Entries in a dataset:
----

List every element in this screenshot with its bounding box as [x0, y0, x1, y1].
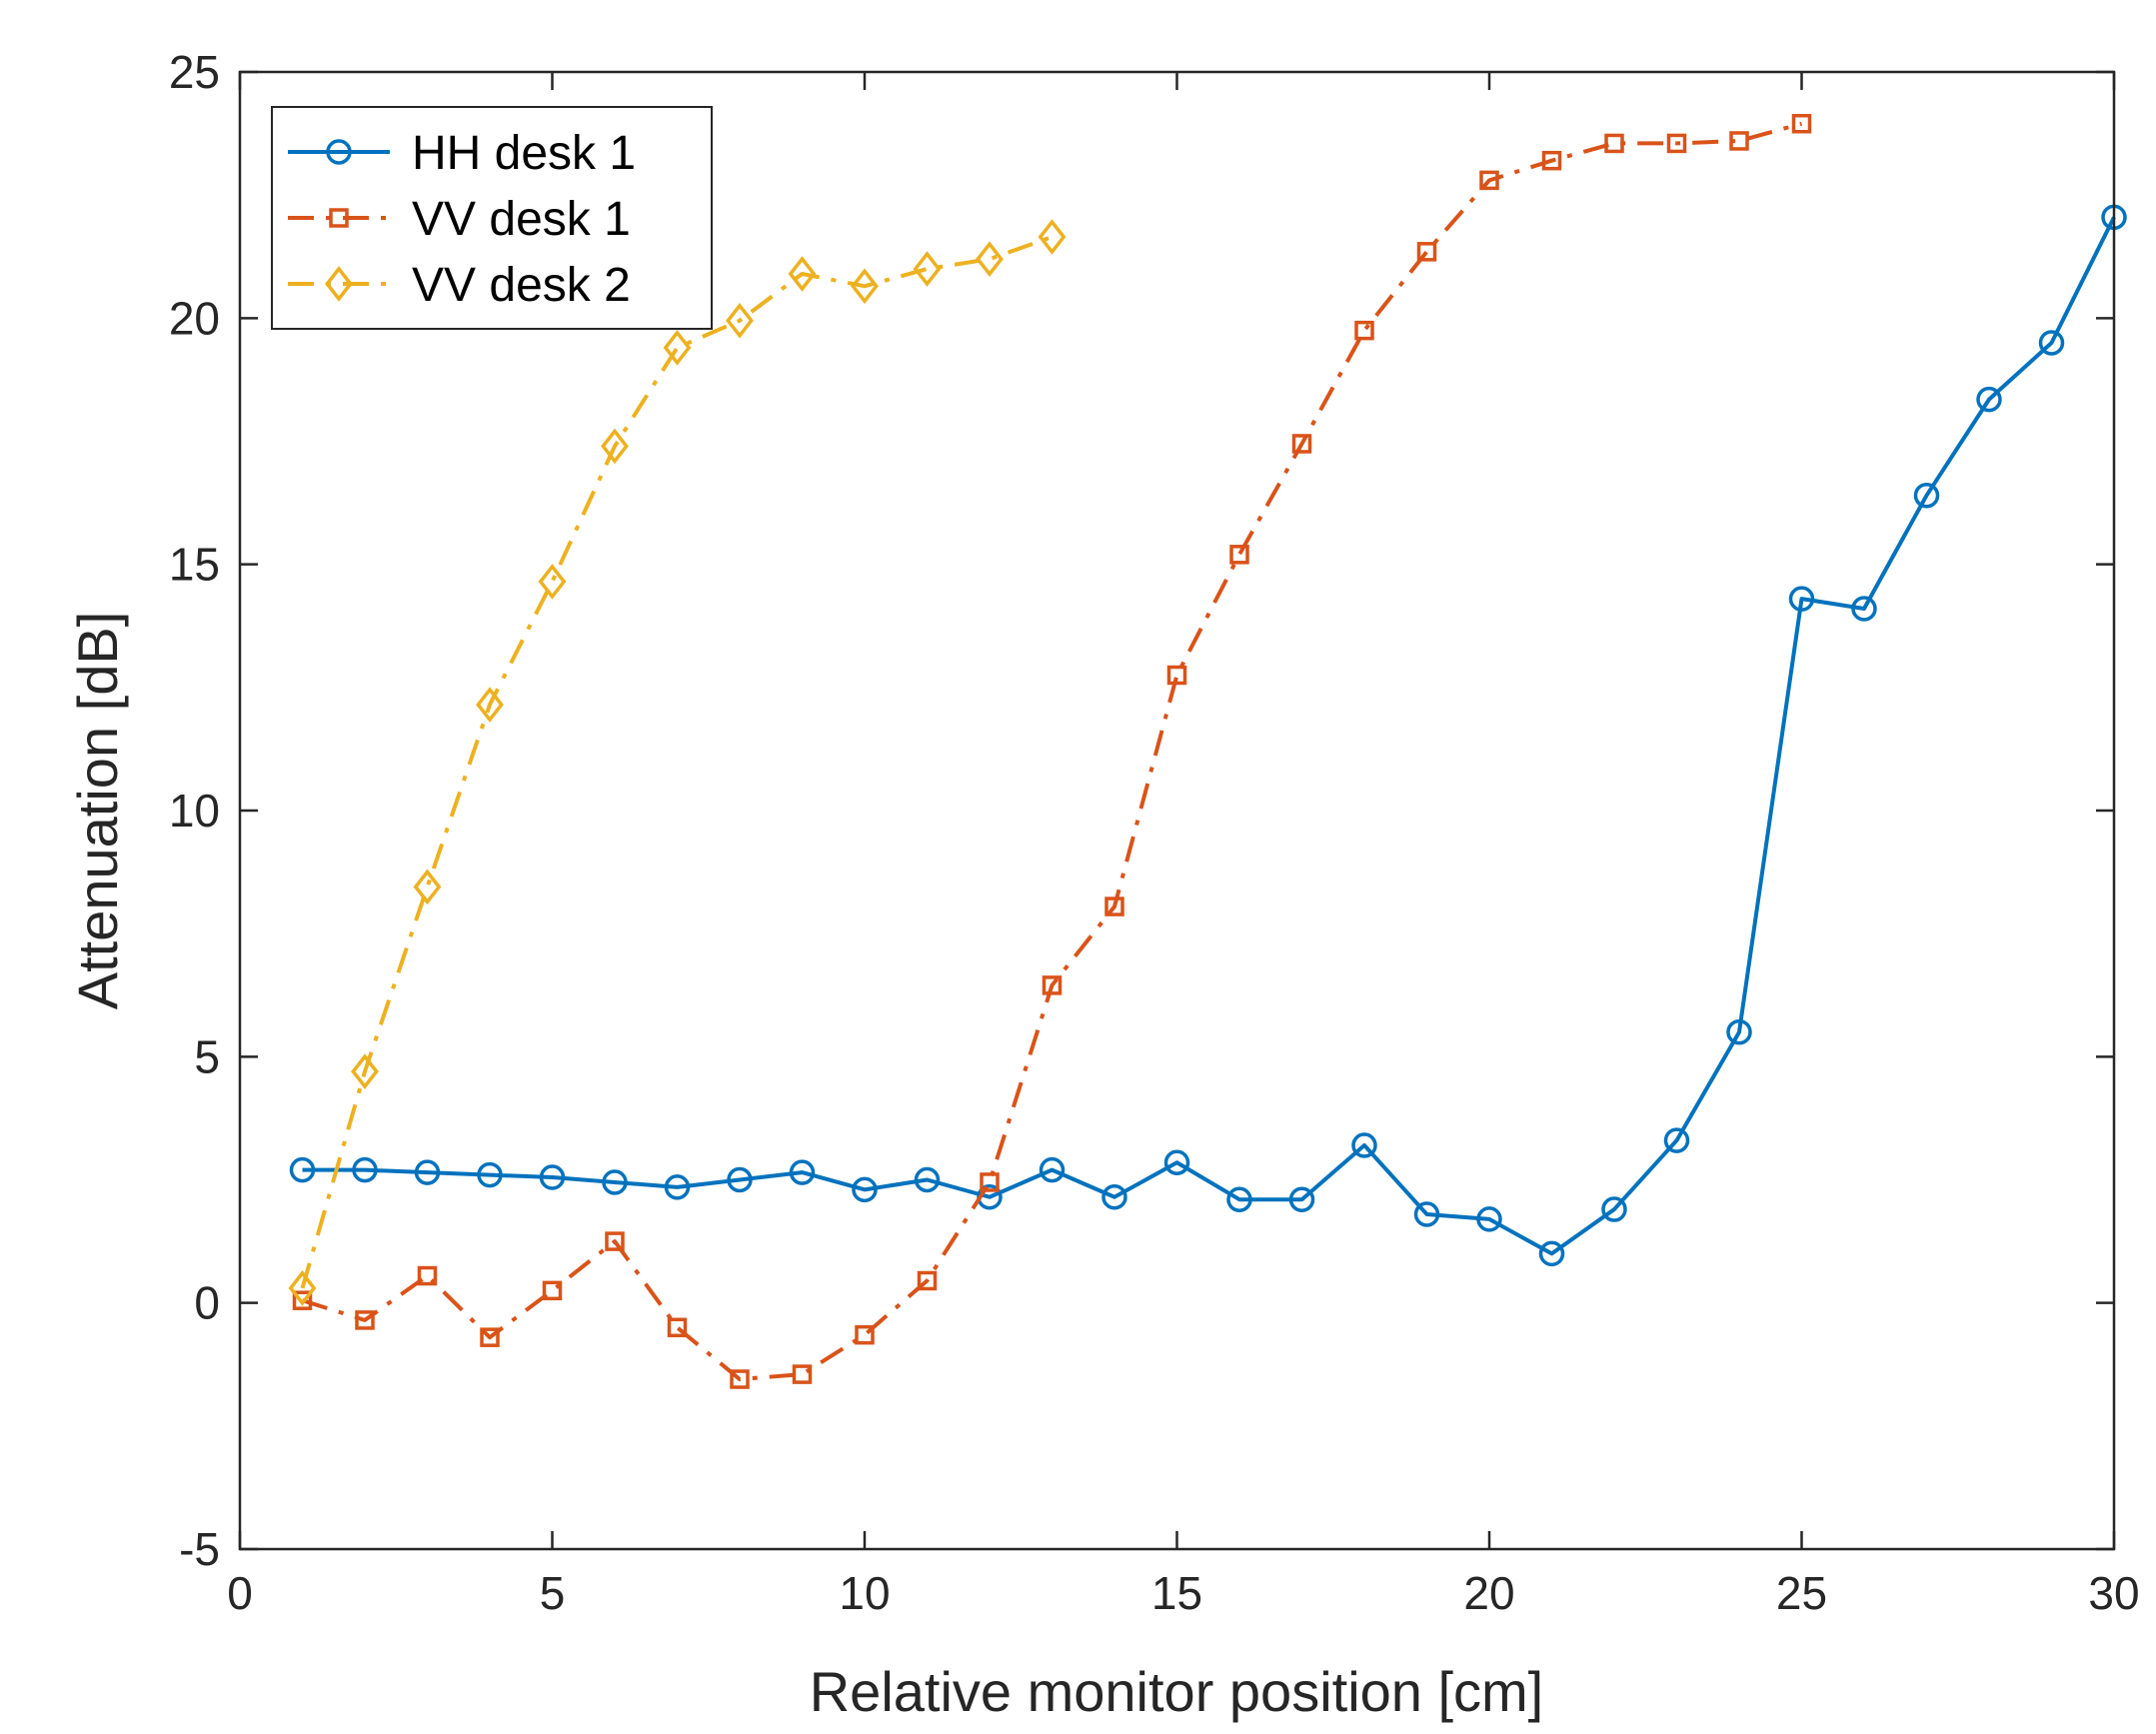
data-point: [730, 1369, 750, 1389]
data-point: [1479, 170, 1499, 191]
data-point: [663, 330, 692, 366]
y-tick-label: 15: [169, 539, 220, 591]
data-point: [980, 1172, 1000, 1192]
data-point: [1101, 1183, 1127, 1210]
data-point: [1291, 434, 1312, 454]
series-line: [301, 121, 1803, 1382]
data-point: [667, 1317, 688, 1338]
legend-marker: [325, 266, 353, 302]
x-tick-label: 15: [1151, 1567, 1202, 1619]
data-point: [477, 1161, 503, 1188]
data-point: [1416, 242, 1437, 262]
data-point: [1666, 133, 1687, 154]
data-point: [538, 564, 567, 600]
data-point: [1726, 1018, 1752, 1045]
data-point: [1788, 586, 1815, 612]
data-point: [855, 1324, 875, 1345]
data-point: [414, 1159, 441, 1185]
series-hh-desk-1: [289, 204, 2127, 1267]
data-point: [476, 687, 504, 723]
data-point: [355, 1310, 375, 1330]
data-point: [664, 1174, 691, 1200]
data-point: [480, 1327, 500, 1347]
data-point: [1541, 150, 1562, 171]
data-point: [1288, 1186, 1315, 1212]
data-point: [914, 1166, 941, 1193]
series-vv-desk-1: [292, 113, 1812, 1389]
data-point: [602, 1169, 628, 1195]
data-point: [1476, 1206, 1502, 1232]
data-point: [1042, 975, 1063, 995]
legend-label: VV desk 2: [412, 259, 631, 312]
y-tick-label: 5: [194, 1030, 220, 1082]
data-point: [601, 428, 629, 465]
data-point: [726, 302, 754, 339]
data-point: [917, 1270, 938, 1291]
legend: HH desk 1 VV desk 1 VV desk 2: [271, 106, 713, 330]
x-tick-label: 10: [839, 1567, 890, 1619]
data-point: [1913, 482, 1940, 509]
data-point: [539, 1164, 566, 1190]
data-point: [1538, 1240, 1565, 1267]
series-vv-desk-2: [288, 219, 1067, 1306]
data-point: [1039, 1156, 1066, 1183]
data-point: [352, 1156, 378, 1183]
legend-marker: [329, 208, 349, 228]
data-point: [851, 268, 879, 305]
data-point: [1413, 1201, 1440, 1227]
legend-label: HH desk 1: [412, 127, 636, 180]
data-point: [1038, 219, 1067, 255]
data-point: [288, 1270, 317, 1306]
series-layer: [288, 113, 2127, 1389]
y-tick-label: 25: [169, 46, 220, 98]
data-point: [1601, 1196, 1627, 1222]
data-point: [1604, 133, 1624, 154]
data-point: [351, 1053, 379, 1089]
x-tick-label: 25: [1776, 1567, 1827, 1619]
data-point: [289, 1156, 316, 1183]
x-tick-label: 20: [1463, 1567, 1514, 1619]
data-point: [727, 1166, 753, 1193]
legend-label: VV desk 1: [412, 193, 631, 246]
data-point: [1163, 1149, 1190, 1176]
data-point: [605, 1231, 625, 1251]
legend-entry: VV desk 2: [288, 259, 631, 312]
y-tick-label: 0: [194, 1277, 220, 1329]
data-point: [913, 251, 942, 287]
legend-entry: VV desk 1: [288, 193, 631, 246]
y-tick-label: -5: [179, 1523, 220, 1575]
data-point: [1851, 596, 1877, 622]
data-point: [1104, 896, 1124, 916]
data-point: [1663, 1127, 1690, 1153]
legend-entry: HH desk 1: [288, 127, 636, 180]
x-tick-label: 0: [227, 1567, 253, 1619]
legend-marker: [326, 139, 352, 165]
x-tick-label: 5: [540, 1567, 566, 1619]
data-point: [792, 1364, 813, 1384]
data-point: [788, 256, 817, 292]
x-tick-label: 30: [2088, 1567, 2139, 1619]
y-tick-label: 20: [169, 292, 220, 344]
data-point: [1729, 131, 1749, 151]
data-point: [852, 1176, 878, 1203]
data-point: [976, 241, 1004, 278]
data-point: [1976, 386, 2002, 413]
data-point: [417, 1265, 438, 1286]
y-tick-label: 10: [169, 785, 220, 837]
data-point: [1166, 665, 1187, 686]
y-axis-label: Attenuation [dB]: [66, 612, 129, 1010]
data-point: [1226, 1186, 1252, 1212]
data-point: [1351, 1132, 1377, 1158]
data-point: [1354, 320, 1374, 341]
data-point: [2038, 330, 2065, 356]
data-point: [1229, 545, 1249, 565]
data-point: [1791, 113, 1812, 134]
data-point: [789, 1159, 816, 1185]
data-point: [413, 868, 442, 905]
x-axis-label: Relative monitor position [cm]: [810, 1660, 1544, 1723]
data-point: [292, 1290, 313, 1310]
data-point: [542, 1280, 563, 1301]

----

* Work instructions
Duplicate the part of the entries above that opens with the line containing "data-point: [730, 1369, 750, 1389]" and closes with the line containing "data-point: [1476, 1206, 1502, 1232]", both ends included.

* Solution to this exercise
data-point: [730, 1369, 750, 1389]
data-point: [1479, 170, 1499, 191]
data-point: [663, 330, 692, 366]
y-tick-label: 15: [169, 539, 220, 591]
data-point: [980, 1172, 1000, 1192]
data-point: [1101, 1183, 1127, 1210]
data-point: [1291, 434, 1312, 454]
series-line: [301, 121, 1803, 1382]
data-point: [667, 1317, 688, 1338]
legend-marker: [325, 266, 353, 302]
x-tick-label: 15: [1151, 1567, 1202, 1619]
data-point: [477, 1161, 503, 1188]
data-point: [1416, 242, 1437, 262]
data-point: [1666, 133, 1687, 154]
data-point: [538, 564, 567, 600]
data-point: [1726, 1018, 1752, 1045]
data-point: [1788, 586, 1815, 612]
data-point: [855, 1324, 875, 1345]
data-point: [414, 1159, 441, 1185]
series-hh-desk-1: [289, 204, 2127, 1267]
data-point: [476, 687, 504, 723]
data-point: [355, 1310, 375, 1330]
data-point: [664, 1174, 691, 1200]
data-point: [480, 1327, 500, 1347]
data-point: [1541, 150, 1562, 171]
data-point: [1288, 1186, 1315, 1212]
data-point: [914, 1166, 941, 1193]
series-vv-desk-1: [292, 113, 1812, 1389]
data-point: [602, 1169, 628, 1195]
data-point: [1476, 1206, 1502, 1232]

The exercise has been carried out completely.